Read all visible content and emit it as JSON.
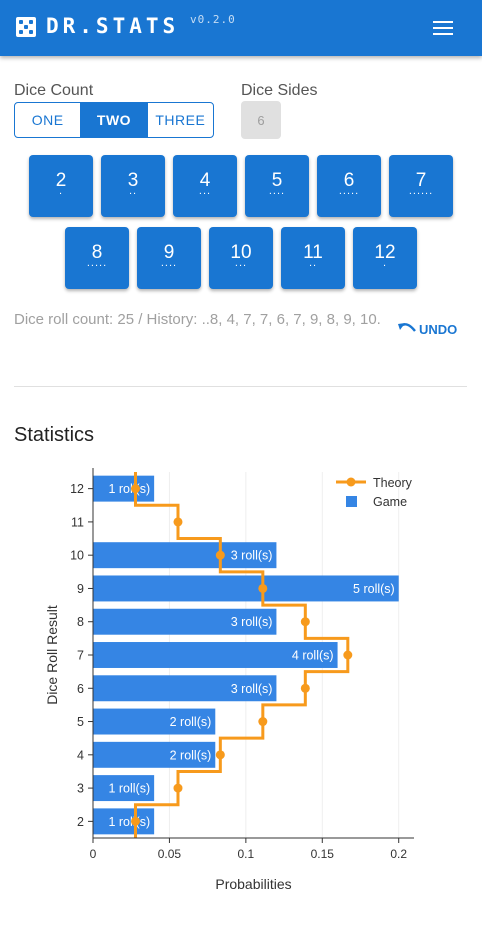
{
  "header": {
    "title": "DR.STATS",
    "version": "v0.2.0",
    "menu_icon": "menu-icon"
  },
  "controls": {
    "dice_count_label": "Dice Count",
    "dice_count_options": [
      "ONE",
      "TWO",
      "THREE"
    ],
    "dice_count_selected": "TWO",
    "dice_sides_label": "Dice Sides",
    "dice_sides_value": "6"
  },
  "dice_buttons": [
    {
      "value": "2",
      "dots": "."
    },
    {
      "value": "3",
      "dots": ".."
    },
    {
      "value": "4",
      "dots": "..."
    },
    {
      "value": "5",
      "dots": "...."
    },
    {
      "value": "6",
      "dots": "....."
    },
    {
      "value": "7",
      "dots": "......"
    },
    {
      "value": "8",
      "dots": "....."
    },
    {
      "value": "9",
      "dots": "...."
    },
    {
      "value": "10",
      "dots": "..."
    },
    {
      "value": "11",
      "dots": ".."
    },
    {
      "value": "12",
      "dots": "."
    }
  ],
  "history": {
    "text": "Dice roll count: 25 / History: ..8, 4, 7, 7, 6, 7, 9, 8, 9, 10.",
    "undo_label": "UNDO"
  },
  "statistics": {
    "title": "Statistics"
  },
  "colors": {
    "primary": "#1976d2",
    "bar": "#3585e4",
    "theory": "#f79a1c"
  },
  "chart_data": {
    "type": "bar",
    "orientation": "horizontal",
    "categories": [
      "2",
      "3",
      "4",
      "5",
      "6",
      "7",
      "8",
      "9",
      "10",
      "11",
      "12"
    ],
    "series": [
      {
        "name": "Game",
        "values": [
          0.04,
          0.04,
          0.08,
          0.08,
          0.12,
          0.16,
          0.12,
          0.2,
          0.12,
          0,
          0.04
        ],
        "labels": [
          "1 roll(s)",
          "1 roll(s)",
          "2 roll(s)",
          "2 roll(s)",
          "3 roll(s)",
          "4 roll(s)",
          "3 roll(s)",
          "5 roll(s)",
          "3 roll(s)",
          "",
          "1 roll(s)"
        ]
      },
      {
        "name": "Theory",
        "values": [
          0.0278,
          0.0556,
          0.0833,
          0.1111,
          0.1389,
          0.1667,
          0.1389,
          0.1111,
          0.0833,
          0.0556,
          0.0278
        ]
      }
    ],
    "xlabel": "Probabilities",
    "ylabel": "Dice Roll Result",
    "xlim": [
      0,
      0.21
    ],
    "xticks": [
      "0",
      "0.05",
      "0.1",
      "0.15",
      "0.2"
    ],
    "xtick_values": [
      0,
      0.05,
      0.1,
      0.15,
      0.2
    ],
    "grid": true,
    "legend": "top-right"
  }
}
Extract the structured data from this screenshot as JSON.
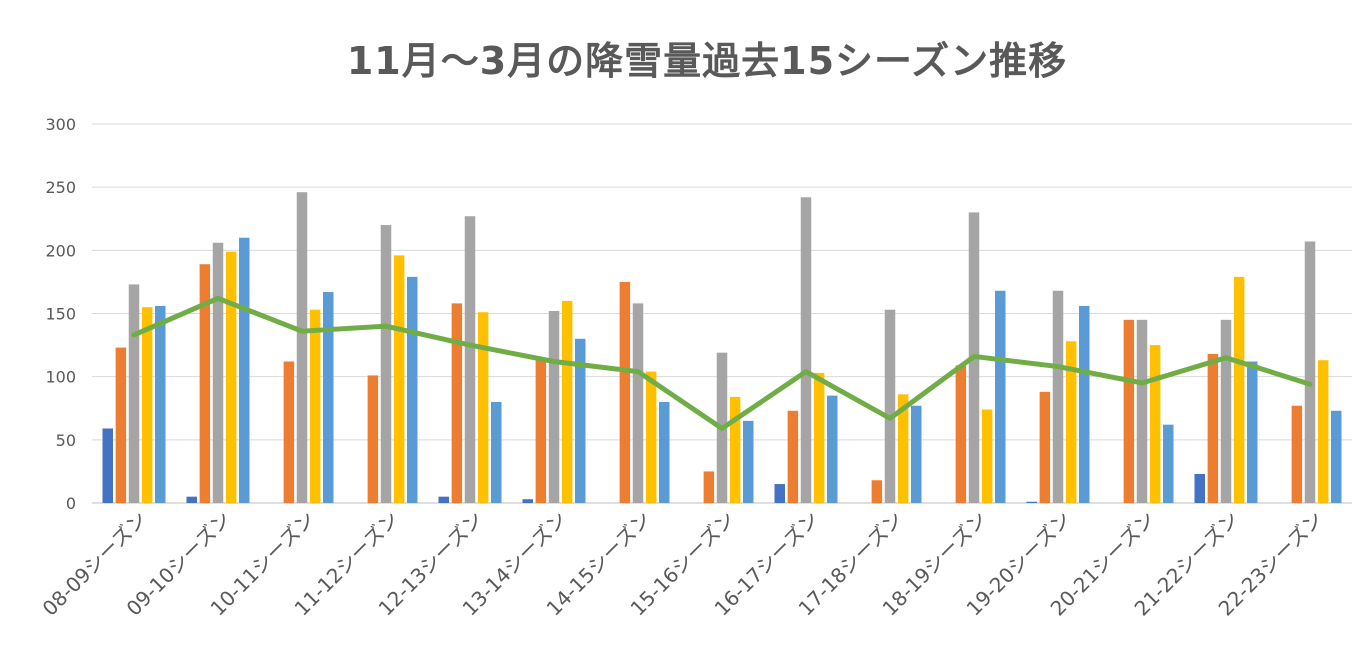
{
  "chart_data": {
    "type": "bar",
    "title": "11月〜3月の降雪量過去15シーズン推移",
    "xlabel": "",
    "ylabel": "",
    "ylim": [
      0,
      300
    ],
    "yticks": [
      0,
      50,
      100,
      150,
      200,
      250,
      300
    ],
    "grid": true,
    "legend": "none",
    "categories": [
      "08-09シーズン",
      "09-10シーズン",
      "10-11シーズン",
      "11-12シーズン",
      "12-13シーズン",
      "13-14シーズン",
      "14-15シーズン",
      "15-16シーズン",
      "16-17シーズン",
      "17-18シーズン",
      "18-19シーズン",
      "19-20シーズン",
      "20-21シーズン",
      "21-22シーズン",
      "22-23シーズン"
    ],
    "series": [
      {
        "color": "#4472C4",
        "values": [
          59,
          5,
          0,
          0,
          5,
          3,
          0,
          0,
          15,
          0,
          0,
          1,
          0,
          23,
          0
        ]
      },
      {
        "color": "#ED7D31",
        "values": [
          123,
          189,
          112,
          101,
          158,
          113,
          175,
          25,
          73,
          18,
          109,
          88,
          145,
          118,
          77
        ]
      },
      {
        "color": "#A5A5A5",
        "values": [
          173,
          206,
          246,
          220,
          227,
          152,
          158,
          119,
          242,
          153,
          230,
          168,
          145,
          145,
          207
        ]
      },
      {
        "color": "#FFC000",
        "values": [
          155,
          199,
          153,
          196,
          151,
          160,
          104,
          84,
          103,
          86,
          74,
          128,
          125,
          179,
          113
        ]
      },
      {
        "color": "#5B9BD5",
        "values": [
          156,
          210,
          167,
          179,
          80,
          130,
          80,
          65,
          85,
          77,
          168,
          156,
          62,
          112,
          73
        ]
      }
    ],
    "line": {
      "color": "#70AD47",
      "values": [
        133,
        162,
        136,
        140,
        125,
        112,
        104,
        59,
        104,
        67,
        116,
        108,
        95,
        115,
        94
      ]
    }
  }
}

================

Leave out the pictures, and give all the records again exactly.

Read all visible content and emit it as JSON.
{
  "header": {
    "title": "DR.STATS",
    "version": "v0.2.0",
    "menu_icon": "menu-icon"
  },
  "controls": {
    "dice_count_label": "Dice Count",
    "dice_count_options": [
      "ONE",
      "TWO",
      "THREE"
    ],
    "dice_count_selected": "TWO",
    "dice_sides_label": "Dice Sides",
    "dice_sides_value": "6"
  },
  "dice_buttons": [
    {
      "value": "2",
      "dots": "."
    },
    {
      "value": "3",
      "dots": ".."
    },
    {
      "value": "4",
      "dots": "..."
    },
    {
      "value": "5",
      "dots": "...."
    },
    {
      "value": "6",
      "dots": "....."
    },
    {
      "value": "7",
      "dots": "......"
    },
    {
      "value": "8",
      "dots": "....."
    },
    {
      "value": "9",
      "dots": "...."
    },
    {
      "value": "10",
      "dots": "..."
    },
    {
      "value": "11",
      "dots": ".."
    },
    {
      "value": "12",
      "dots": "."
    }
  ],
  "history": {
    "text": "Dice roll count: 25 / History: ..8, 4, 7, 7, 6, 7, 9, 8, 9, 10.",
    "undo_label": "UNDO"
  },
  "statistics": {
    "title": "Statistics"
  },
  "colors": {
    "primary": "#1976d2",
    "bar": "#3585e4",
    "theory": "#f79a1c"
  },
  "chart_data": {
    "type": "bar",
    "orientation": "horizontal",
    "categories": [
      "2",
      "3",
      "4",
      "5",
      "6",
      "7",
      "8",
      "9",
      "10",
      "11",
      "12"
    ],
    "series": [
      {
        "name": "Game",
        "values": [
          0.04,
          0.04,
          0.08,
          0.08,
          0.12,
          0.16,
          0.12,
          0.2,
          0.12,
          0,
          0.04
        ],
        "labels": [
          "1 roll(s)",
          "1 roll(s)",
          "2 roll(s)",
          "2 roll(s)",
          "3 roll(s)",
          "4 roll(s)",
          "3 roll(s)",
          "5 roll(s)",
          "3 roll(s)",
          "",
          "1 roll(s)"
        ]
      },
      {
        "name": "Theory",
        "values": [
          0.0278,
          0.0556,
          0.0833,
          0.1111,
          0.1389,
          0.1667,
          0.1389,
          0.1111,
          0.0833,
          0.0556,
          0.0278
        ]
      }
    ],
    "xlabel": "Probabilities",
    "ylabel": "Dice Roll Result",
    "xlim": [
      0,
      0.21
    ],
    "xticks": [
      "0",
      "0.05",
      "0.1",
      "0.15",
      "0.2"
    ],
    "xtick_values": [
      0,
      0.05,
      0.1,
      0.15,
      0.2
    ],
    "grid": true,
    "legend": "top-right"
  }
}
Extract the structured data from this screenshot as JSON.
{
  "chart_data": {
    "type": "bar",
    "title": "11月〜3月の降雪量過去15シーズン推移",
    "xlabel": "",
    "ylabel": "",
    "ylim": [
      0,
      300
    ],
    "yticks": [
      0,
      50,
      100,
      150,
      200,
      250,
      300
    ],
    "grid": true,
    "legend": "none",
    "categories": [
      "08-09シーズン",
      "09-10シーズン",
      "10-11シーズン",
      "11-12シーズン",
      "12-13シーズン",
      "13-14シーズン",
      "14-15シーズン",
      "15-16シーズン",
      "16-17シーズン",
      "17-18シーズン",
      "18-19シーズン",
      "19-20シーズン",
      "20-21シーズン",
      "21-22シーズン",
      "22-23シーズン"
    ],
    "series": [
      {
        "color": "#4472C4",
        "values": [
          59,
          5,
          0,
          0,
          5,
          3,
          0,
          0,
          15,
          0,
          0,
          1,
          0,
          23,
          0
        ]
      },
      {
        "color": "#ED7D31",
        "values": [
          123,
          189,
          112,
          101,
          158,
          113,
          175,
          25,
          73,
          18,
          109,
          88,
          145,
          118,
          77
        ]
      },
      {
        "color": "#A5A5A5",
        "values": [
          173,
          206,
          246,
          220,
          227,
          152,
          158,
          119,
          242,
          153,
          230,
          168,
          145,
          145,
          207
        ]
      },
      {
        "color": "#FFC000",
        "values": [
          155,
          199,
          153,
          196,
          151,
          160,
          104,
          84,
          103,
          86,
          74,
          128,
          125,
          179,
          113
        ]
      },
      {
        "color": "#5B9BD5",
        "values": [
          156,
          210,
          167,
          179,
          80,
          130,
          80,
          65,
          85,
          77,
          168,
          156,
          62,
          112,
          73
        ]
      }
    ],
    "line": {
      "color": "#70AD47",
      "values": [
        133,
        162,
        136,
        140,
        125,
        112,
        104,
        59,
        104,
        67,
        116,
        108,
        95,
        115,
        94
      ]
    }
  }
}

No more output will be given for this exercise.